> _To do_
The records should be written out in full, with nothing altered.

>> BEGIN Data shown

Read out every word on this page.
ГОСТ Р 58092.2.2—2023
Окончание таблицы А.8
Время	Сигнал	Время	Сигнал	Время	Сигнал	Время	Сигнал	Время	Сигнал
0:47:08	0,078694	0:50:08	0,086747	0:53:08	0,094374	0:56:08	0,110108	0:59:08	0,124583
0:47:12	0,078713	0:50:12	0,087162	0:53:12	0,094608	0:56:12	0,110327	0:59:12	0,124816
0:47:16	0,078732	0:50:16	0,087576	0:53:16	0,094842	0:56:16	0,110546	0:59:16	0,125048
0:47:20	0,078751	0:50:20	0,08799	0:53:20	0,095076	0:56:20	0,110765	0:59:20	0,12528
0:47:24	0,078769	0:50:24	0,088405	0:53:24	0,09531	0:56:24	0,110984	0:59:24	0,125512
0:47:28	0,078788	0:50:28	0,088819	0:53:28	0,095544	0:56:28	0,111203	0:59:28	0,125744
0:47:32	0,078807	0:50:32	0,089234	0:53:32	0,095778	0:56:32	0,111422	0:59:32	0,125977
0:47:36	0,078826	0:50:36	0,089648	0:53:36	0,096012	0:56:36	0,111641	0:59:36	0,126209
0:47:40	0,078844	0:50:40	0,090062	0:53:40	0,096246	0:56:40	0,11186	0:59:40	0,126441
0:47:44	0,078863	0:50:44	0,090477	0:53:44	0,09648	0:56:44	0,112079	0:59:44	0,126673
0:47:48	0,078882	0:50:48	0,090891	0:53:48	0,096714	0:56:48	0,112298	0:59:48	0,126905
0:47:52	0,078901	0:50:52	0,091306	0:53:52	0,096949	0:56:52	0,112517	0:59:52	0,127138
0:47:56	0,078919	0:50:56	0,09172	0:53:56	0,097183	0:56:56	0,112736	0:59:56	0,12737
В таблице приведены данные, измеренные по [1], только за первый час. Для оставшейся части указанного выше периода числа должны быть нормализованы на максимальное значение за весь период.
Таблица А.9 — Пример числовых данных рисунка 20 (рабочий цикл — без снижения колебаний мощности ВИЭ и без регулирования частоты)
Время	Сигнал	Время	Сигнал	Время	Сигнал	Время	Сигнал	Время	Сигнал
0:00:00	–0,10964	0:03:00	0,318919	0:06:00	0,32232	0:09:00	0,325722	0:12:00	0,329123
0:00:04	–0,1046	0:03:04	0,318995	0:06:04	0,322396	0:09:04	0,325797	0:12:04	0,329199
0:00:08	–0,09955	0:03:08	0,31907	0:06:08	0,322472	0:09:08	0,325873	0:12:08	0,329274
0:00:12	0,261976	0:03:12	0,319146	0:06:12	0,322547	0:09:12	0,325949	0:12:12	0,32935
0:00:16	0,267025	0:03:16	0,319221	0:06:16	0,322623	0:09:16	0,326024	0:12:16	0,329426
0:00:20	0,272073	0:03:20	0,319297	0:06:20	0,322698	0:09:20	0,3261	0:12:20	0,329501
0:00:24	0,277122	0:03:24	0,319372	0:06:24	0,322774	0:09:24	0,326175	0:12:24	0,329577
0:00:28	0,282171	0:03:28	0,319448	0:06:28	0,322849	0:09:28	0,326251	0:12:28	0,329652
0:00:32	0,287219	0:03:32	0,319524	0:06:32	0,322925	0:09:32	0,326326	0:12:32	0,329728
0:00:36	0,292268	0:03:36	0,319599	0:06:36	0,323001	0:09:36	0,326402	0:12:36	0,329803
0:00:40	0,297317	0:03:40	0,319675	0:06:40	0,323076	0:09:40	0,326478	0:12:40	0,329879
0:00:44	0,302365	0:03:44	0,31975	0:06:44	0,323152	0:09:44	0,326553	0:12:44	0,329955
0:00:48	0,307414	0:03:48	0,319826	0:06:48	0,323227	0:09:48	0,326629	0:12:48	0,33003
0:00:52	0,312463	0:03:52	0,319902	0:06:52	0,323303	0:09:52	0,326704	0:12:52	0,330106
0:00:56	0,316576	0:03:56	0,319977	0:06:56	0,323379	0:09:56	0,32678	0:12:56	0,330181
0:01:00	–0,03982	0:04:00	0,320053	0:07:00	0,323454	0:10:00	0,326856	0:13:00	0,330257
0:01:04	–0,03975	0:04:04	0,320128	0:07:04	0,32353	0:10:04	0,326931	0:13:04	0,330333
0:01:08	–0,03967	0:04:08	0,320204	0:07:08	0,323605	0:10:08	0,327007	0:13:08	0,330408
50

>> END Data shown

> _Reply to the exercise_
Read out every word on this page.
ГОСТ Р 58092.2.2—2023
Окончание таблицы А.8
Время	Сигнал	Время	Сигнал	Время	Сигнал	Время	Сигнал	Время	Сигнал
0:47:08	0,078694	0:50:08	0,086747	0:53:08	0,094374	0:56:08	0,110108	0:59:08	0,124583
0:47:12	0,078713	0:50:12	0,087162	0:53:12	0,094608	0:56:12	0,110327	0:59:12	0,124816
0:47:16	0,078732	0:50:16	0,087576	0:53:16	0,094842	0:56:16	0,110546	0:59:16	0,125048
0:47:20	0,078751	0:50:20	0,08799	0:53:20	0,095076	0:56:20	0,110765	0:59:20	0,12528
0:47:24	0,078769	0:50:24	0,088405	0:53:24	0,09531	0:56:24	0,110984	0:59:24	0,125512
0:47:28	0,078788	0:50:28	0,088819	0:53:28	0,095544	0:56:28	0,111203	0:59:28	0,125744
0:47:32	0,078807	0:50:32	0,089234	0:53:32	0,095778	0:56:32	0,111422	0:59:32	0,125977
0:47:36	0,078826	0:50:36	0,089648	0:53:36	0,096012	0:56:36	0,111641	0:59:36	0,126209
0:47:40	0,078844	0:50:40	0,090062	0:53:40	0,096246	0:56:40	0,11186	0:59:40	0,126441
0:47:44	0,078863	0:50:44	0,090477	0:53:44	0,09648	0:56:44	0,112079	0:59:44	0,126673
0:47:48	0,078882	0:50:48	0,090891	0:53:48	0,096714	0:56:48	0,112298	0:59:48	0,126905
0:47:52	0,078901	0:50:52	0,091306	0:53:52	0,096949	0:56:52	0,112517	0:59:52	0,127138
0:47:56	0,078919	0:50:56	0,09172	0:53:56	0,097183	0:56:56	0,112736	0:59:56	0,12737
В таблице приведены данные, измеренные по [1], только за первый час. Для оставшейся части указанного выше периода числа должны быть нормализованы на максимальное значение за весь период.
Таблица А.9 — Пример числовых данных рисунка 20 (рабочий цикл — без снижения колебаний мощности ВИЭ и без регулирования частоты)
Время	Сигнал	Время	Сигнал	Время	Сигнал	Время	Сигнал	Время	Сигнал
0:00:00	–0,10964	0:03:00	0,318919	0:06:00	0,32232	0:09:00	0,325722	0:12:00	0,329123
0:00:04	–0,1046	0:03:04	0,318995	0:06:04	0,322396	0:09:04	0,325797	0:12:04	0,329199
0:00:08	–0,09955	0:03:08	0,31907	0:06:08	0,322472	0:09:08	0,325873	0:12:08	0,329274
0:00:12	0,261976	0:03:12	0,319146	0:06:12	0,322547	0:09:12	0,325949	0:12:12	0,32935
0:00:16	0,267025	0:03:16	0,319221	0:06:16	0,322623	0:09:16	0,326024	0:12:16	0,329426
0:00:20	0,272073	0:03:20	0,319297	0:06:20	0,322698	0:09:20	0,3261	0:12:20	0,329501
0:00:24	0,277122	0:03:24	0,319372	0:06:24	0,322774	0:09:24	0,326175	0:12:24	0,329577
0:00:28	0,282171	0:03:28	0,319448	0:06:28	0,322849	0:09:28	0,326251	0:12:28	0,329652
0:00:32	0,287219	0:03:32	0,319524	0:06:32	0,322925	0:09:32	0,326326	0:12:32	0,329728
0:00:36	0,292268	0:03:36	0,319599	0:06:36	0,323001	0:09:36	0,326402	0:12:36	0,329803
0:00:40	0,297317	0:03:40	0,319675	0:06:40	0,323076	0:09:40	0,326478	0:12:40	0,329879
0:00:44	0,302365	0:03:44	0,31975	0:06:44	0,323152	0:09:44	0,326553	0:12:44	0,329955
0:00:48	0,307414	0:03:48	0,319826	0:06:48	0,323227	0:09:48	0,326629	0:12:48	0,33003
0:00:52	0,312463	0:03:52	0,319902	0:06:52	0,323303	0:09:52	0,326704	0:12:52	0,330106
0:00:56	0,316576	0:03:56	0,319977	0:06:56	0,323379	0:09:56	0,32678	0:12:56	0,330181
0:01:00	–0,03982	0:04:00	0,320053	0:07:00	0,323454	0:10:00	0,326856	0:13:00	0,330257
0:01:04	–0,03975	0:04:04	0,320128	0:07:04	0,32353	0:10:04	0,326931	0:13:04	0,330333
0:01:08	–0,03967	0:04:08	0,320204	0:07:08	0,323605	0:10:08	0,327007	0:13:08	0,330408
50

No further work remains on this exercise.